EXERCISE BRIEF: Type every record exactly as it appears.

Dataset items:
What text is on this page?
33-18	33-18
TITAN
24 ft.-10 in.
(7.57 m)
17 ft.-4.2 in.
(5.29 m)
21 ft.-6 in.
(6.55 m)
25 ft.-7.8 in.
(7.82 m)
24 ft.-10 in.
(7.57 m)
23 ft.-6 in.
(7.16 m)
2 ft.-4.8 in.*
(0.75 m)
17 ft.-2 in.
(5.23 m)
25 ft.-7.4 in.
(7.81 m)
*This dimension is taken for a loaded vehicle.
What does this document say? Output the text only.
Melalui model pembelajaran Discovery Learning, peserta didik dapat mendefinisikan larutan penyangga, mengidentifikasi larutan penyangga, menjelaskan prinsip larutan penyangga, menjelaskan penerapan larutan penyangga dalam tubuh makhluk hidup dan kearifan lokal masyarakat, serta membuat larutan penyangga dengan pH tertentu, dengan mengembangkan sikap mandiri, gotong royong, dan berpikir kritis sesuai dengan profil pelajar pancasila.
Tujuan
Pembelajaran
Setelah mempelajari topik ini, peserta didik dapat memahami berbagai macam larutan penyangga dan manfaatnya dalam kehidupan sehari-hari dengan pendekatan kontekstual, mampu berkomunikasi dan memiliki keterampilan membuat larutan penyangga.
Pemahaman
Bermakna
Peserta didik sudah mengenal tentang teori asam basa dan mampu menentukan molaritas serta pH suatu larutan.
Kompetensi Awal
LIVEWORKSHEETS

TASK OUTPUT:
What text is on this page?
33-18	33-18
TITAN
24 ft.-10 in.
(7.57 m)
17 ft.-4.2 in.
(5.29 m)
21 ft.-6 in.
(6.55 m)
25 ft.-7.8 in.
(7.82 m)
24 ft.-10 in.
(7.57 m)
23 ft.-6 in.
(7.16 m)
2 ft.-4.8 in.*
(0.75 m)
17 ft.-2 in.
(5.23 m)
25 ft.-7.4 in.
(7.81 m)
*This dimension is taken for a loaded vehicle.
What does this document say? Output the text only.
Melalui model pembelajaran Discovery Learning, peserta didik dapat mendefinisikan larutan penyangga, mengidentifikasi larutan penyangga, menjelaskan prinsip larutan penyangga, menjelaskan penerapan larutan penyangga dalam tubuh makhluk hidup dan kearifan lokal masyarakat, serta membuat larutan penyangga dengan pH tertentu, dengan mengembangkan sikap mandiri, gotong royong, dan berpikir kritis sesuai dengan profil pelajar pancasila.
Tujuan
Pembelajaran
Setelah mempelajari topik ini, peserta didik dapat memahami berbagai macam larutan penyangga dan manfaatnya dalam kehidupan sehari-hari dengan pendekatan kontekstual, mampu berkomunikasi dan memiliki keterampilan membuat larutan penyangga.
Pemahaman
Bermakna
Peserta didik sudah mengenal tentang teori asam basa dan mampu menentukan molaritas serta pH suatu larutan.
Kompetensi Awal
LIVEWORKSHEETS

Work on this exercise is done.